Part of a data file
=====
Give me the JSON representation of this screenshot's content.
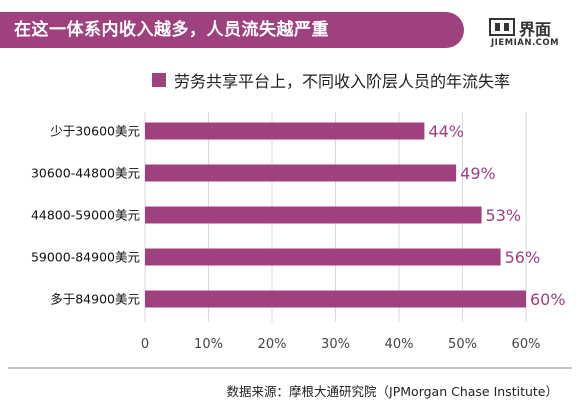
{
  "header": {
    "title": "在这一体系内收入越多，人员流失越严重"
  },
  "logo": {
    "cn": "界面",
    "en": "JIEMIAN.COM"
  },
  "legend": {
    "label": "劳务共享平台上，不同收入阶层人员的年流失率",
    "color": "#a0417f"
  },
  "source": "数据来源：摩根大通研究院（JPMorgan Chase Institute）",
  "chart_data": {
    "type": "bar",
    "orientation": "horizontal",
    "categories": [
      "少于30600美元",
      "30600-44800美元",
      "44800-59000美元",
      "59000-84900美元",
      "多于84900美元"
    ],
    "values": [
      44,
      49,
      53,
      56,
      60
    ],
    "value_labels": [
      "44%",
      "49%",
      "53%",
      "56%",
      "60%"
    ],
    "xlim": [
      0,
      60
    ],
    "x_ticks": [
      "0",
      "10%",
      "20%",
      "30%",
      "40%",
      "50%",
      "60%"
    ],
    "x_tick_values": [
      0,
      10,
      20,
      30,
      40,
      50,
      60
    ],
    "grid": true,
    "bar_color": "#a0417f",
    "label_color": "#a0417f",
    "grid_color": "#d9d9d9"
  }
}
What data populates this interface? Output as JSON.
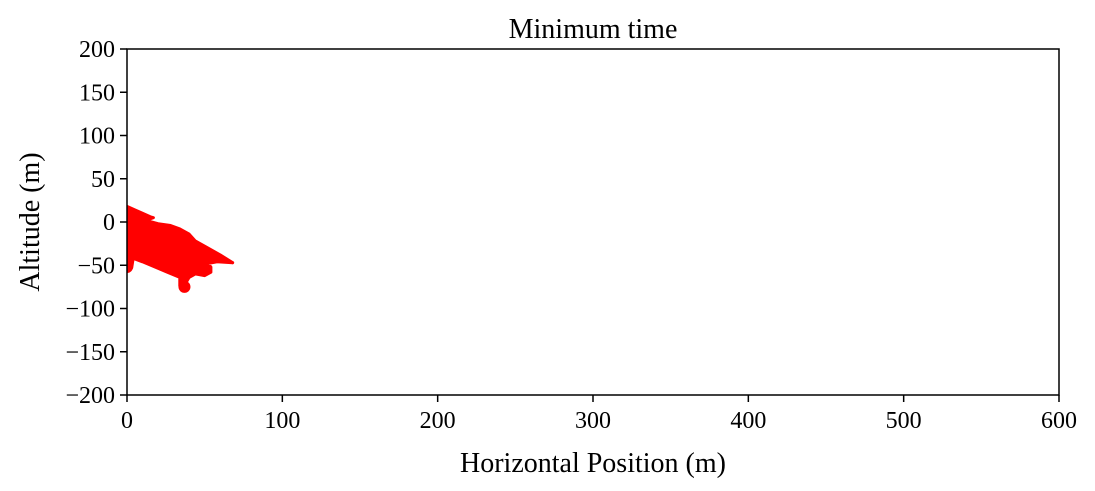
{
  "chart_data": {
    "type": "area",
    "title": "Minimum time",
    "xlabel": "Horizontal Position (m)",
    "ylabel": "Altitude (m)",
    "xlim": [
      0,
      600
    ],
    "ylim": [
      -200,
      200
    ],
    "xticks": [
      0,
      100,
      200,
      300,
      400,
      500,
      600
    ],
    "yticks": [
      200,
      150,
      100,
      50,
      0,
      -50,
      -100,
      -150,
      -200
    ],
    "xtick_labels": [
      "0",
      "100",
      "200",
      "300",
      "400",
      "500",
      "600"
    ],
    "ytick_labels": [
      "200",
      "150",
      "100",
      "50",
      "0",
      "−50",
      "−100",
      "−150",
      "−200"
    ],
    "grid": false,
    "colors": {
      "series": "#ff0000",
      "axis": "#000000",
      "background": "#ffffff"
    },
    "series": [
      {
        "kind": "filled-shape",
        "points": [
          [
            0,
            18
          ],
          [
            5,
            14
          ],
          [
            10,
            10
          ],
          [
            15,
            6
          ],
          [
            17,
            5
          ],
          [
            12,
            2
          ],
          [
            20,
            -2
          ],
          [
            28,
            -4
          ],
          [
            34,
            -8
          ],
          [
            40,
            -14
          ],
          [
            44,
            -22
          ],
          [
            52,
            -30
          ],
          [
            60,
            -38
          ],
          [
            68,
            -47
          ],
          [
            58,
            -46
          ],
          [
            52,
            -48
          ],
          [
            54,
            -52
          ],
          [
            54,
            -58
          ],
          [
            50,
            -62
          ],
          [
            44,
            -60
          ],
          [
            40,
            -64
          ],
          [
            38,
            -70
          ],
          [
            39,
            -76
          ],
          [
            36,
            -78
          ],
          [
            34,
            -74
          ],
          [
            34,
            -64
          ],
          [
            26,
            -58
          ],
          [
            18,
            -52
          ],
          [
            10,
            -46
          ],
          [
            4,
            -42
          ],
          [
            3,
            -53
          ],
          [
            0,
            -54
          ]
        ]
      },
      {
        "kind": "line",
        "points": [
          [
            45,
            -36
          ],
          [
            68,
            -47
          ]
        ]
      },
      {
        "kind": "marker",
        "points": [
          [
            37,
            -75
          ],
          [
            0,
            -52
          ]
        ]
      }
    ]
  }
}
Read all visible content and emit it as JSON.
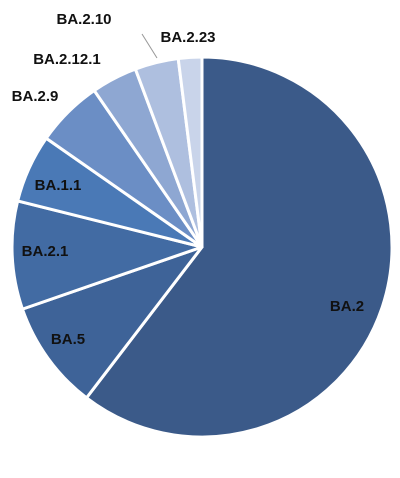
{
  "chart_data": {
    "type": "pie",
    "categories": [
      "BA.2",
      "BA.5",
      "BA.2.1",
      "BA.1.1",
      "BA.2.9",
      "BA.2.12.1",
      "BA.2.10",
      "BA.2.23"
    ],
    "values": [
      60.4,
      9.3,
      9.2,
      5.8,
      5.7,
      3.9,
      3.7,
      2.0
    ],
    "colors": [
      "#3b5a89",
      "#3e6398",
      "#426ba3",
      "#4a79b6",
      "#6b8ec5",
      "#8ea7d2",
      "#aebfdf",
      "#c9d4ea"
    ]
  }
}
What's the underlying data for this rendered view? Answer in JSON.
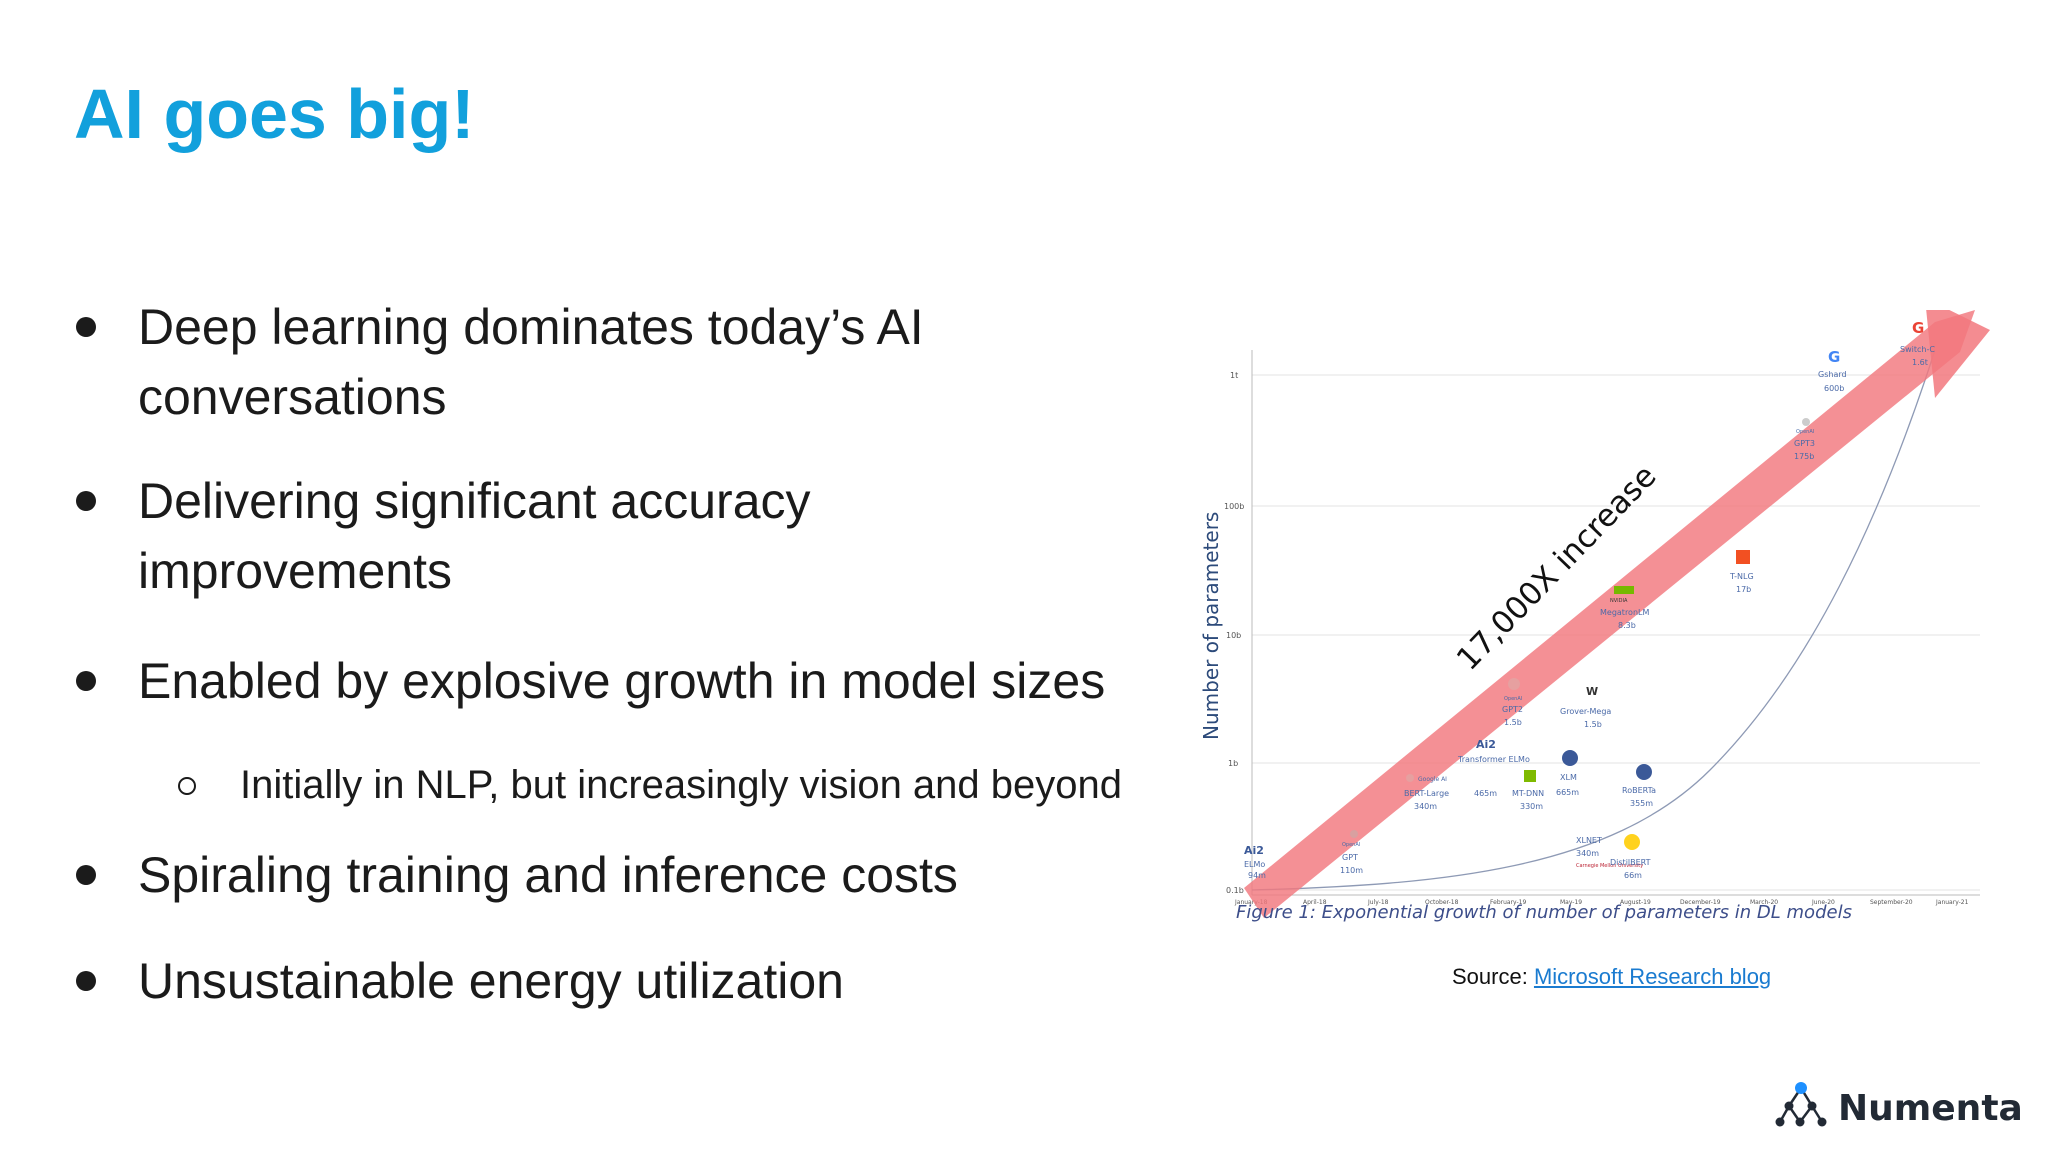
{
  "slide": {
    "title": "AI goes big!",
    "bullets": [
      {
        "line1": "Deep learning dominates today’s AI",
        "line2": "conversations"
      },
      {
        "line1": "Delivering significant accuracy",
        "line2": "improvements"
      },
      {
        "line1": "Enabled by explosive growth in model sizes"
      },
      {
        "sub": "Initially in NLP, but increasingly vision and beyond"
      },
      {
        "line1": "Spiraling training and inference costs"
      },
      {
        "line1": "Unsustainable energy utilization"
      }
    ]
  },
  "figure": {
    "ylabel": "Number of parameters",
    "arrow_label": "17,000X increase",
    "caption": "Figure 1: Exponential growth of number of parameters in DL models",
    "y_ticks": [
      "1t",
      "100b",
      "10b",
      "1b",
      "0.1b"
    ],
    "x_ticks": [
      "January-18",
      "April-18",
      "July-18",
      "October-18",
      "February-19",
      "May-19",
      "August-19",
      "December-19",
      "March-20",
      "June-20",
      "September-20",
      "January-21"
    ],
    "models": [
      {
        "org": "Ai2",
        "name": "ELMo",
        "size": "94m"
      },
      {
        "org": "OpenAI",
        "name": "GPT",
        "size": "110m"
      },
      {
        "org": "Google AI",
        "name": "BERT-Large",
        "size": "340m"
      },
      {
        "org": "Ai2",
        "name": "Transformer ELMo",
        "size": "465m"
      },
      {
        "org": "Microsoft",
        "name": "MT-DNN",
        "size": "330m"
      },
      {
        "org": "OpenAI",
        "name": "GPT2",
        "size": "1.5b"
      },
      {
        "org": "Facebook",
        "name": "XLM",
        "size": "665m"
      },
      {
        "org": "W",
        "name": "Grover-Mega",
        "size": "1.5b"
      },
      {
        "org": "Carnegie Mellon University",
        "name": "XLNET",
        "size": "340m"
      },
      {
        "org": "Facebook",
        "name": "RoBERTa",
        "size": "355m"
      },
      {
        "org": "Hugging Face",
        "name": "DistilBERT",
        "size": "66m"
      },
      {
        "org": "NVIDIA",
        "name": "MegatronLM",
        "size": "8.3b"
      },
      {
        "org": "Microsoft",
        "name": "T-NLG",
        "size": "17b"
      },
      {
        "org": "OpenAI",
        "name": "GPT3",
        "size": "175b"
      },
      {
        "org": "G",
        "name": "Gshard",
        "size": "600b"
      },
      {
        "org": "G",
        "name": "Switch-C",
        "size": "1.6t"
      }
    ]
  },
  "source": {
    "prefix": "Source:",
    "link": "Microsoft Research blog"
  },
  "logo": {
    "text": "Numenta"
  },
  "colors": {
    "title": "#12a0dc",
    "arrow": "#f08080",
    "link": "#1a7bd0"
  }
}
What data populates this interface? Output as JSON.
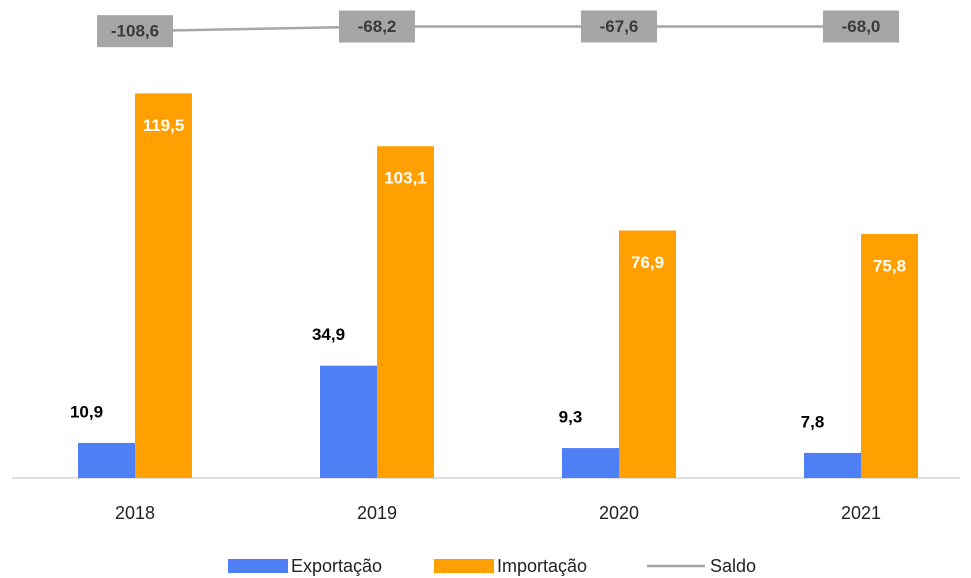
{
  "chart_data": {
    "type": "bar",
    "categories": [
      "2018",
      "2019",
      "2020",
      "2021"
    ],
    "ylim": [
      0,
      142
    ],
    "y2lim": [
      -4000,
      -20
    ],
    "series": [
      {
        "name": "Exportação",
        "type": "bar",
        "color": "#4f7ff5",
        "values": [
          10.9,
          34.9,
          9.3,
          7.8
        ],
        "value_labels": [
          "10,9",
          "34,9",
          "9,3",
          "7,8"
        ]
      },
      {
        "name": "Importação",
        "type": "bar",
        "color": "#ffa000",
        "values": [
          119.5,
          103.1,
          76.9,
          75.8
        ],
        "value_labels": [
          "119,5",
          "103,1",
          "76,9",
          "75,8"
        ]
      },
      {
        "name": "Saldo",
        "type": "line",
        "axis": "y2",
        "color": "#a6a6a6",
        "values": [
          -108.6,
          -68.2,
          -67.6,
          -68.0
        ],
        "value_labels": [
          "-108,6",
          "-68,2",
          "-67,6",
          "-68,0"
        ]
      }
    ]
  }
}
=====
Exercise:
Search the records above for the string "models". Copy every line that contains it.

The reply:
    "caption": "Figure 1: Exponential growth of number of parameters in DL models",
    "models": [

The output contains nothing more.